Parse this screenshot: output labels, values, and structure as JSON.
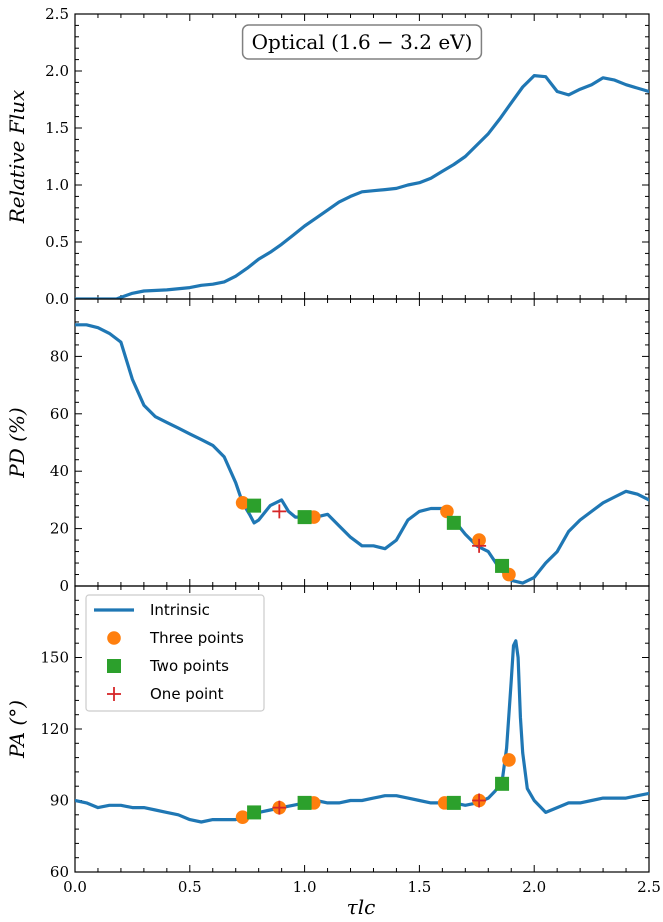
{
  "chart_data": {
    "type": "line",
    "x_range": [
      0,
      2.5
    ],
    "x_ticks": [
      0,
      0.5,
      1,
      1.5,
      2,
      2.5
    ],
    "x_tick_labels": [
      "0.0",
      "0.5",
      "1.0",
      "1.5",
      "2.0",
      "2.5"
    ],
    "xlabel": "τlc",
    "colors": {
      "intrinsic": "#1f77b4",
      "three": "#ff7f0e",
      "two": "#2ca02c",
      "one": "#d62728"
    },
    "legend": {
      "placement": "upper-left of bottom panel",
      "entries": [
        {
          "label": "Intrinsic",
          "marker": "line"
        },
        {
          "label": "Three points",
          "marker": "circle"
        },
        {
          "label": "Two points",
          "marker": "square"
        },
        {
          "label": "One point",
          "marker": "plus"
        }
      ]
    },
    "panels": [
      {
        "id": "flux",
        "ylabel": "Relative Flux",
        "ylim": [
          0,
          2.5
        ],
        "y_ticks": [
          0,
          0.5,
          1.0,
          1.5,
          2.0,
          2.5
        ],
        "y_tick_labels": [
          "0.0",
          "0.5",
          "1.0",
          "1.5",
          "2.0",
          "2.5"
        ],
        "annotation": "Optical (1.6 − 3.2 eV)",
        "series": [
          {
            "name": "Intrinsic",
            "x": [
              0,
              0.18,
              0.25,
              0.3,
              0.4,
              0.5,
              0.55,
              0.6,
              0.65,
              0.7,
              0.75,
              0.8,
              0.85,
              0.9,
              0.95,
              1.0,
              1.05,
              1.1,
              1.15,
              1.2,
              1.25,
              1.3,
              1.35,
              1.4,
              1.45,
              1.5,
              1.55,
              1.6,
              1.65,
              1.7,
              1.75,
              1.8,
              1.85,
              1.9,
              1.95,
              2.0,
              2.05,
              2.1,
              2.15,
              2.2,
              2.25,
              2.3,
              2.35,
              2.4,
              2.45,
              2.5
            ],
            "y": [
              0.0,
              0.0,
              0.05,
              0.07,
              0.08,
              0.1,
              0.12,
              0.13,
              0.15,
              0.2,
              0.27,
              0.35,
              0.41,
              0.48,
              0.56,
              0.64,
              0.71,
              0.78,
              0.85,
              0.9,
              0.94,
              0.95,
              0.96,
              0.97,
              1.0,
              1.02,
              1.06,
              1.12,
              1.18,
              1.25,
              1.35,
              1.45,
              1.58,
              1.72,
              1.86,
              1.96,
              1.95,
              1.82,
              1.79,
              1.84,
              1.88,
              1.94,
              1.92,
              1.88,
              1.85,
              1.82
            ]
          }
        ]
      },
      {
        "id": "pd",
        "ylabel": "PD (%)",
        "ylim": [
          0,
          100
        ],
        "y_ticks": [
          0,
          20,
          40,
          60,
          80
        ],
        "y_tick_labels": [
          "0",
          "20",
          "40",
          "60",
          "80"
        ],
        "series": [
          {
            "name": "Intrinsic",
            "x": [
              0,
              0.05,
              0.1,
              0.15,
              0.2,
              0.25,
              0.3,
              0.35,
              0.4,
              0.45,
              0.5,
              0.55,
              0.6,
              0.65,
              0.7,
              0.73,
              0.76,
              0.78,
              0.8,
              0.85,
              0.9,
              0.93,
              0.96,
              1.0,
              1.05,
              1.1,
              1.15,
              1.2,
              1.25,
              1.3,
              1.35,
              1.4,
              1.45,
              1.5,
              1.55,
              1.6,
              1.62,
              1.65,
              1.7,
              1.75,
              1.8,
              1.85,
              1.9,
              1.95,
              2.0,
              2.05,
              2.1,
              2.15,
              2.2,
              2.25,
              2.3,
              2.35,
              2.4,
              2.45,
              2.5
            ],
            "y": [
              91,
              91,
              90,
              88,
              85,
              72,
              63,
              59,
              57,
              55,
              53,
              51,
              49,
              45,
              36,
              29,
              25,
              22,
              23,
              28,
              30,
              26,
              24,
              24,
              24,
              25,
              21,
              17,
              14,
              14,
              13,
              16,
              23,
              26,
              27,
              27,
              26,
              23,
              18,
              14,
              12,
              6,
              2,
              1,
              3,
              8,
              12,
              19,
              23,
              26,
              29,
              31,
              33,
              32,
              30
            ]
          }
        ],
        "markers": {
          "three": [
            {
              "x": 0.73,
              "y": 29
            },
            {
              "x": 1.04,
              "y": 24
            },
            {
              "x": 1.62,
              "y": 26
            },
            {
              "x": 1.76,
              "y": 16
            },
            {
              "x": 1.89,
              "y": 4
            }
          ],
          "two": [
            {
              "x": 0.78,
              "y": 28
            },
            {
              "x": 1.0,
              "y": 24
            },
            {
              "x": 1.65,
              "y": 22
            },
            {
              "x": 1.86,
              "y": 7
            }
          ],
          "one": [
            {
              "x": 0.89,
              "y": 26
            },
            {
              "x": 1.76,
              "y": 14
            }
          ]
        }
      },
      {
        "id": "pa",
        "ylabel": "PA (°)",
        "ylim": [
          60,
          180
        ],
        "y_ticks": [
          60,
          90,
          120,
          150
        ],
        "y_tick_labels": [
          "60",
          "90",
          "120",
          "150"
        ],
        "series": [
          {
            "name": "Intrinsic",
            "x": [
              0,
              0.05,
              0.1,
              0.15,
              0.2,
              0.25,
              0.3,
              0.35,
              0.4,
              0.45,
              0.5,
              0.55,
              0.6,
              0.65,
              0.7,
              0.75,
              0.8,
              0.85,
              0.9,
              0.95,
              1.0,
              1.05,
              1.1,
              1.15,
              1.2,
              1.25,
              1.3,
              1.35,
              1.4,
              1.45,
              1.5,
              1.55,
              1.6,
              1.65,
              1.7,
              1.75,
              1.8,
              1.83,
              1.86,
              1.88,
              1.9,
              1.91,
              1.92,
              1.93,
              1.94,
              1.95,
              1.97,
              2.0,
              2.03,
              2.05,
              2.1,
              2.15,
              2.2,
              2.25,
              2.3,
              2.35,
              2.4,
              2.45,
              2.5
            ],
            "y": [
              90,
              89,
              87,
              88,
              88,
              87,
              87,
              86,
              85,
              84,
              82,
              81,
              82,
              82,
              82,
              83,
              85,
              86,
              87,
              88,
              89,
              90,
              89,
              89,
              90,
              90,
              91,
              92,
              92,
              91,
              90,
              89,
              89,
              89,
              88,
              89,
              91,
              94,
              98,
              112,
              140,
              155,
              157,
              150,
              125,
              110,
              95,
              90,
              87,
              85,
              87,
              89,
              89,
              90,
              91,
              91,
              91,
              92,
              93
            ]
          }
        ],
        "markers": {
          "three": [
            {
              "x": 0.73,
              "y": 83
            },
            {
              "x": 0.89,
              "y": 87
            },
            {
              "x": 1.04,
              "y": 89
            },
            {
              "x": 1.61,
              "y": 89
            },
            {
              "x": 1.76,
              "y": 90
            },
            {
              "x": 1.89,
              "y": 107
            }
          ],
          "two": [
            {
              "x": 0.78,
              "y": 85
            },
            {
              "x": 1.0,
              "y": 89
            },
            {
              "x": 1.65,
              "y": 89
            },
            {
              "x": 1.86,
              "y": 97
            }
          ],
          "one": [
            {
              "x": 0.89,
              "y": 87
            },
            {
              "x": 1.76,
              "y": 90
            }
          ]
        }
      }
    ]
  }
}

§

- **EXERCISE DESCRIPTION**
Make an exact copy of the whole listing, but don't bring over any pictures.

- **TASK ANSWER**
Parse this screenshot: output labels, values, and structure as JSON.
{
  "chart_data": {
    "type": "line",
    "x_range": [
      0,
      2.5
    ],
    "x_ticks": [
      0,
      0.5,
      1,
      1.5,
      2,
      2.5
    ],
    "x_tick_labels": [
      "0.0",
      "0.5",
      "1.0",
      "1.5",
      "2.0",
      "2.5"
    ],
    "xlabel": "τlc",
    "colors": {
      "intrinsic": "#1f77b4",
      "three": "#ff7f0e",
      "two": "#2ca02c",
      "one": "#d62728"
    },
    "legend": {
      "placement": "upper-left of bottom panel",
      "entries": [
        {
          "label": "Intrinsic",
          "marker": "line"
        },
        {
          "label": "Three points",
          "marker": "circle"
        },
        {
          "label": "Two points",
          "marker": "square"
        },
        {
          "label": "One point",
          "marker": "plus"
        }
      ]
    },
    "panels": [
      {
        "id": "flux",
        "ylabel": "Relative Flux",
        "ylim": [
          0,
          2.5
        ],
        "y_ticks": [
          0,
          0.5,
          1.0,
          1.5,
          2.0,
          2.5
        ],
        "y_tick_labels": [
          "0.0",
          "0.5",
          "1.0",
          "1.5",
          "2.0",
          "2.5"
        ],
        "annotation": "Optical (1.6 − 3.2 eV)",
        "series": [
          {
            "name": "Intrinsic",
            "x": [
              0,
              0.18,
              0.25,
              0.3,
              0.4,
              0.5,
              0.55,
              0.6,
              0.65,
              0.7,
              0.75,
              0.8,
              0.85,
              0.9,
              0.95,
              1.0,
              1.05,
              1.1,
              1.15,
              1.2,
              1.25,
              1.3,
              1.35,
              1.4,
              1.45,
              1.5,
              1.55,
              1.6,
              1.65,
              1.7,
              1.75,
              1.8,
              1.85,
              1.9,
              1.95,
              2.0,
              2.05,
              2.1,
              2.15,
              2.2,
              2.25,
              2.3,
              2.35,
              2.4,
              2.45,
              2.5
            ],
            "y": [
              0.0,
              0.0,
              0.05,
              0.07,
              0.08,
              0.1,
              0.12,
              0.13,
              0.15,
              0.2,
              0.27,
              0.35,
              0.41,
              0.48,
              0.56,
              0.64,
              0.71,
              0.78,
              0.85,
              0.9,
              0.94,
              0.95,
              0.96,
              0.97,
              1.0,
              1.02,
              1.06,
              1.12,
              1.18,
              1.25,
              1.35,
              1.45,
              1.58,
              1.72,
              1.86,
              1.96,
              1.95,
              1.82,
              1.79,
              1.84,
              1.88,
              1.94,
              1.92,
              1.88,
              1.85,
              1.82
            ]
          }
        ]
      },
      {
        "id": "pd",
        "ylabel": "PD (%)",
        "ylim": [
          0,
          100
        ],
        "y_ticks": [
          0,
          20,
          40,
          60,
          80
        ],
        "y_tick_labels": [
          "0",
          "20",
          "40",
          "60",
          "80"
        ],
        "series": [
          {
            "name": "Intrinsic",
            "x": [
              0,
              0.05,
              0.1,
              0.15,
              0.2,
              0.25,
              0.3,
              0.35,
              0.4,
              0.45,
              0.5,
              0.55,
              0.6,
              0.65,
              0.7,
              0.73,
              0.76,
              0.78,
              0.8,
              0.85,
              0.9,
              0.93,
              0.96,
              1.0,
              1.05,
              1.1,
              1.15,
              1.2,
              1.25,
              1.3,
              1.35,
              1.4,
              1.45,
              1.5,
              1.55,
              1.6,
              1.62,
              1.65,
              1.7,
              1.75,
              1.8,
              1.85,
              1.9,
              1.95,
              2.0,
              2.05,
              2.1,
              2.15,
              2.2,
              2.25,
              2.3,
              2.35,
              2.4,
              2.45,
              2.5
            ],
            "y": [
              91,
              91,
              90,
              88,
              85,
              72,
              63,
              59,
              57,
              55,
              53,
              51,
              49,
              45,
              36,
              29,
              25,
              22,
              23,
              28,
              30,
              26,
              24,
              24,
              24,
              25,
              21,
              17,
              14,
              14,
              13,
              16,
              23,
              26,
              27,
              27,
              26,
              23,
              18,
              14,
              12,
              6,
              2,
              1,
              3,
              8,
              12,
              19,
              23,
              26,
              29,
              31,
              33,
              32,
              30
            ]
          }
        ],
        "markers": {
          "three": [
            {
              "x": 0.73,
              "y": 29
            },
            {
              "x": 1.04,
              "y": 24
            },
            {
              "x": 1.62,
              "y": 26
            },
            {
              "x": 1.76,
              "y": 16
            },
            {
              "x": 1.89,
              "y": 4
            }
          ],
          "two": [
            {
              "x": 0.78,
              "y": 28
            },
            {
              "x": 1.0,
              "y": 24
            },
            {
              "x": 1.65,
              "y": 22
            },
            {
              "x": 1.86,
              "y": 7
            }
          ],
          "one": [
            {
              "x": 0.89,
              "y": 26
            },
            {
              "x": 1.76,
              "y": 14
            }
          ]
        }
      },
      {
        "id": "pa",
        "ylabel": "PA (°)",
        "ylim": [
          60,
          180
        ],
        "y_ticks": [
          60,
          90,
          120,
          150
        ],
        "y_tick_labels": [
          "60",
          "90",
          "120",
          "150"
        ],
        "series": [
          {
            "name": "Intrinsic",
            "x": [
              0,
              0.05,
              0.1,
              0.15,
              0.2,
              0.25,
              0.3,
              0.35,
              0.4,
              0.45,
              0.5,
              0.55,
              0.6,
              0.65,
              0.7,
              0.75,
              0.8,
              0.85,
              0.9,
              0.95,
              1.0,
              1.05,
              1.1,
              1.15,
              1.2,
              1.25,
              1.3,
              1.35,
              1.4,
              1.45,
              1.5,
              1.55,
              1.6,
              1.65,
              1.7,
              1.75,
              1.8,
              1.83,
              1.86,
              1.88,
              1.9,
              1.91,
              1.92,
              1.93,
              1.94,
              1.95,
              1.97,
              2.0,
              2.03,
              2.05,
              2.1,
              2.15,
              2.2,
              2.25,
              2.3,
              2.35,
              2.4,
              2.45,
              2.5
            ],
            "y": [
              90,
              89,
              87,
              88,
              88,
              87,
              87,
              86,
              85,
              84,
              82,
              81,
              82,
              82,
              82,
              83,
              85,
              86,
              87,
              88,
              89,
              90,
              89,
              89,
              90,
              90,
              91,
              92,
              92,
              91,
              90,
              89,
              89,
              89,
              88,
              89,
              91,
              94,
              98,
              112,
              140,
              155,
              157,
              150,
              125,
              110,
              95,
              90,
              87,
              85,
              87,
              89,
              89,
              90,
              91,
              91,
              91,
              92,
              93
            ]
          }
        ],
        "markers": {
          "three": [
            {
              "x": 0.73,
              "y": 83
            },
            {
              "x": 0.89,
              "y": 87
            },
            {
              "x": 1.04,
              "y": 89
            },
            {
              "x": 1.61,
              "y": 89
            },
            {
              "x": 1.76,
              "y": 90
            },
            {
              "x": 1.89,
              "y": 107
            }
          ],
          "two": [
            {
              "x": 0.78,
              "y": 85
            },
            {
              "x": 1.0,
              "y": 89
            },
            {
              "x": 1.65,
              "y": 89
            },
            {
              "x": 1.86,
              "y": 97
            }
          ],
          "one": [
            {
              "x": 0.89,
              "y": 87
            },
            {
              "x": 1.76,
              "y": 90
            }
          ]
        }
      }
    ]
  }
}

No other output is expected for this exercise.